**Given data**
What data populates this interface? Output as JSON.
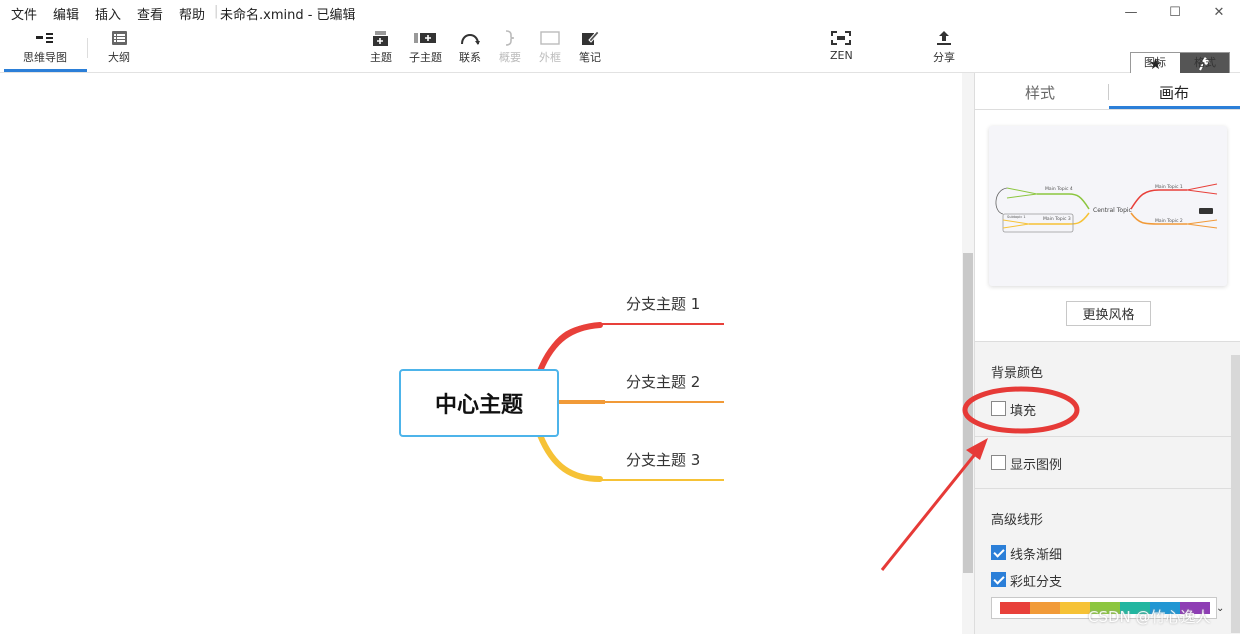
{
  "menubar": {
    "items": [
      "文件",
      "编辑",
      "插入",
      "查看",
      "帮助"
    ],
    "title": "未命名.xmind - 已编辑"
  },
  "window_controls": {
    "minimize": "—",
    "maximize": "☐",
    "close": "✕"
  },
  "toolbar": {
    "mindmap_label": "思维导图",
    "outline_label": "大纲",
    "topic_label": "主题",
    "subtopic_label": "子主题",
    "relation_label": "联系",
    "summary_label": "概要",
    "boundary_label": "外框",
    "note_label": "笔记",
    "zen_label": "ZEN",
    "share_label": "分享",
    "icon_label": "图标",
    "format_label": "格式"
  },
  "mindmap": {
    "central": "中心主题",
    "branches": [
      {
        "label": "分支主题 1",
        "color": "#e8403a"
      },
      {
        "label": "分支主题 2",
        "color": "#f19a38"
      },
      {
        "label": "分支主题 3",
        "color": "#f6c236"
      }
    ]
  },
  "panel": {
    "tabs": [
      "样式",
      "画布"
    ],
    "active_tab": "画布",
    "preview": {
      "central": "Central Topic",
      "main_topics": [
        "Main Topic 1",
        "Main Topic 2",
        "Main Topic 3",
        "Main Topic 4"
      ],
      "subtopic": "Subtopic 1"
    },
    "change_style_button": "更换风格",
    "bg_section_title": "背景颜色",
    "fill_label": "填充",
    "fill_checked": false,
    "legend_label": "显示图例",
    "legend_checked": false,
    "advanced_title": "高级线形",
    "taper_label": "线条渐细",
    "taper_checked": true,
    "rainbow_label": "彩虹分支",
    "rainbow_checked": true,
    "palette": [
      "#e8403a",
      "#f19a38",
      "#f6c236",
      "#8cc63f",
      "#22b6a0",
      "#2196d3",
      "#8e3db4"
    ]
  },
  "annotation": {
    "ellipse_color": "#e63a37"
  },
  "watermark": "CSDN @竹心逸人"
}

---

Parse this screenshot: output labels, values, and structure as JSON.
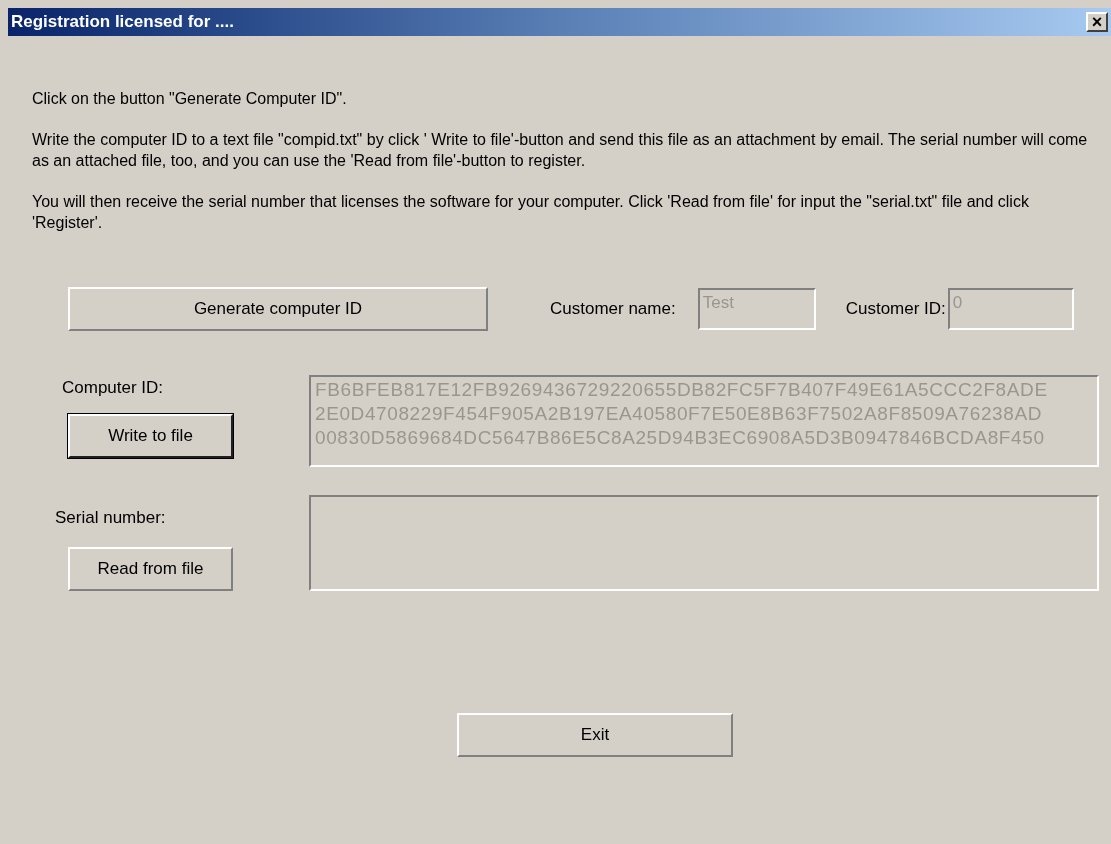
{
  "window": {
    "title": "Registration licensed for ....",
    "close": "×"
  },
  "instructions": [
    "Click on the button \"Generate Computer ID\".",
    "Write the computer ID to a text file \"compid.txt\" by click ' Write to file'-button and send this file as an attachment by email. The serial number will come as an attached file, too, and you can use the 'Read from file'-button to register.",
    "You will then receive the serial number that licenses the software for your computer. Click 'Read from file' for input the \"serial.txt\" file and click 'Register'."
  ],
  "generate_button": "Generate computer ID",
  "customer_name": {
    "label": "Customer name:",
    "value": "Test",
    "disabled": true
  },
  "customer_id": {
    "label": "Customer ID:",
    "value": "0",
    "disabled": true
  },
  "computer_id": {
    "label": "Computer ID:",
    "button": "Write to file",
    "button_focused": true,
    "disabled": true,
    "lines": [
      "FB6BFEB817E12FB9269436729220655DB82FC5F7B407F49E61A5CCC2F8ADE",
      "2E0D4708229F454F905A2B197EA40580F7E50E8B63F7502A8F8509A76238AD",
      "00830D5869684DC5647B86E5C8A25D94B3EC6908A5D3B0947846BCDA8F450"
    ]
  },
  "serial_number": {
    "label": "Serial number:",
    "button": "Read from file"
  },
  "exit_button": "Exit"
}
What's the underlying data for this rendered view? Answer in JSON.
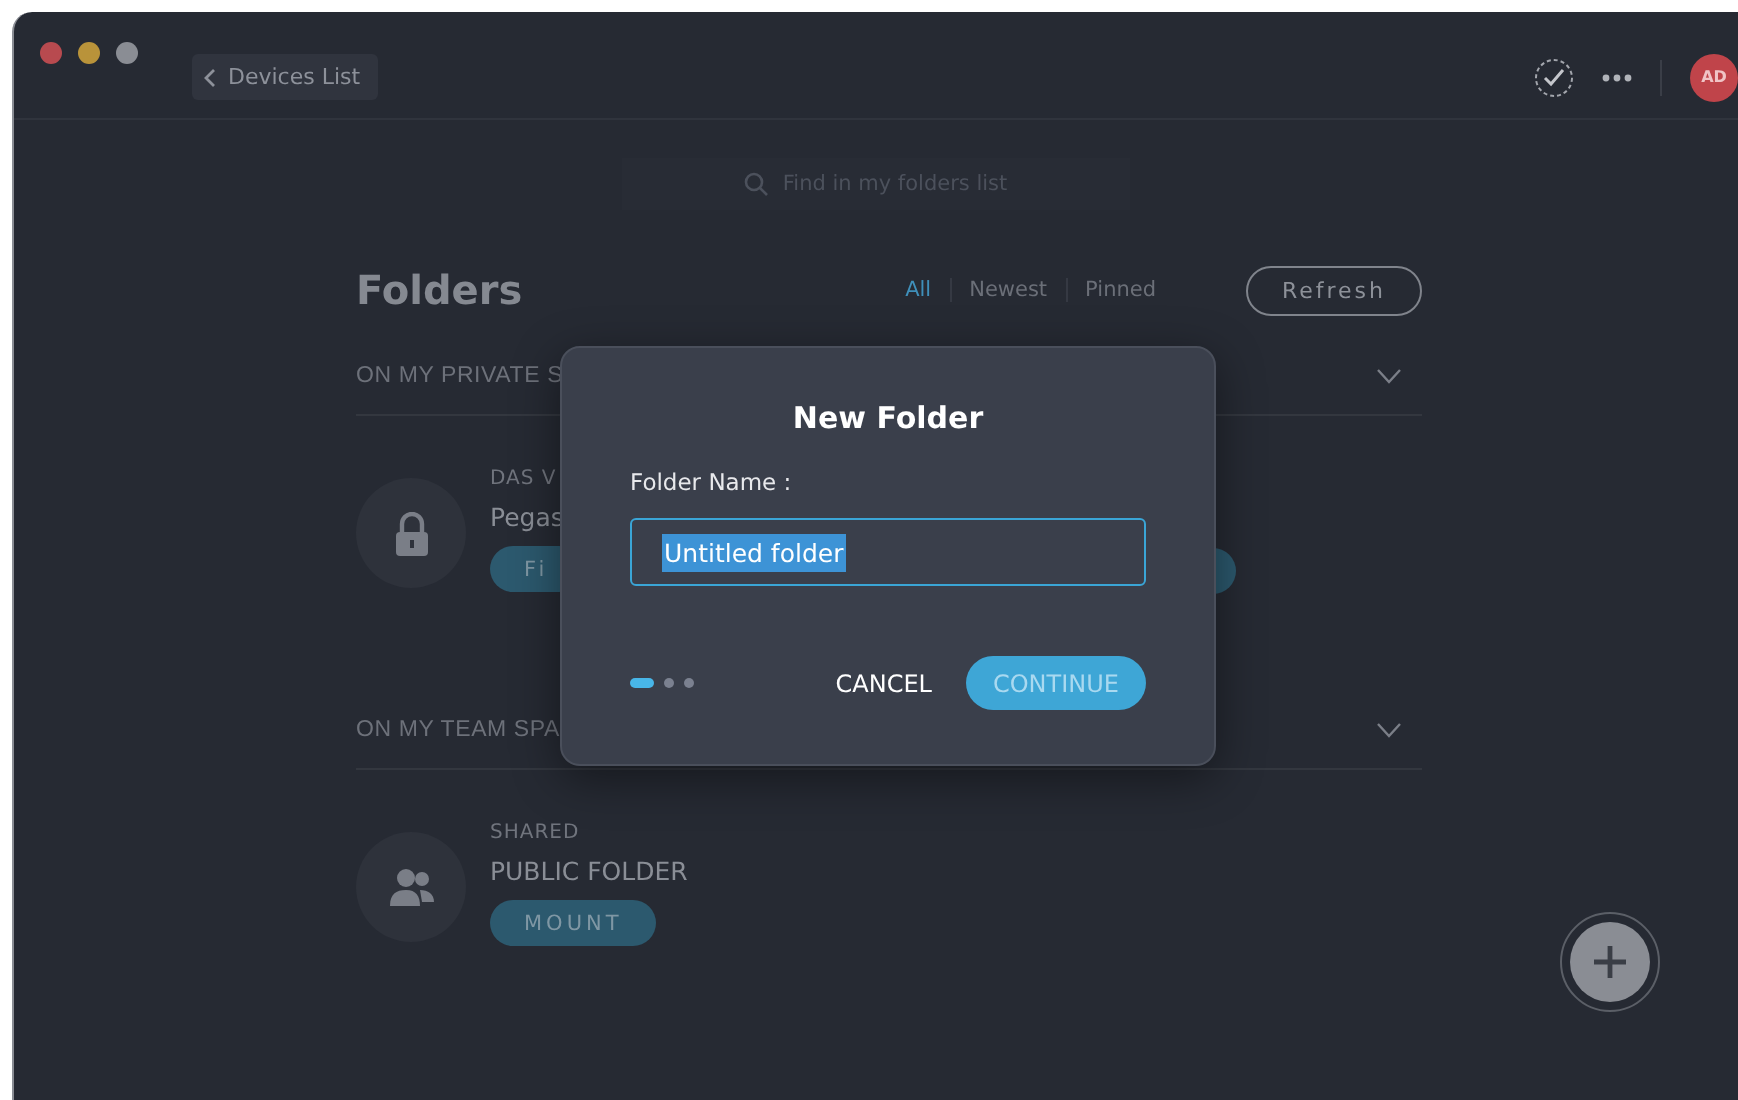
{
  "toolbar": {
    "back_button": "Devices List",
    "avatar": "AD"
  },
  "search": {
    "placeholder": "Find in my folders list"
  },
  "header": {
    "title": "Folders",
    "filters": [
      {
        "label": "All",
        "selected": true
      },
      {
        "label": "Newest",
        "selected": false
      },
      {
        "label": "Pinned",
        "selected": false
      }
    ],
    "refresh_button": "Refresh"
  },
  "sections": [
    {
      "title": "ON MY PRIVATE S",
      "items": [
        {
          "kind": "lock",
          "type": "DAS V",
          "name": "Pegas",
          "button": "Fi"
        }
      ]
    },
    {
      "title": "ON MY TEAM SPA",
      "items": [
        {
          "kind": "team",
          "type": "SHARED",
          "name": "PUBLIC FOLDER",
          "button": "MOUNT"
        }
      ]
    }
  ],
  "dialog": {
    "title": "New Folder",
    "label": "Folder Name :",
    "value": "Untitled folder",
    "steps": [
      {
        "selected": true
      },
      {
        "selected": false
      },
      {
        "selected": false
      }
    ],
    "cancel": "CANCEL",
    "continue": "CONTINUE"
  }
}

**The exercise**
Only the number is wanted: how many lines of the data contain the word "Read"?

**Task response**
3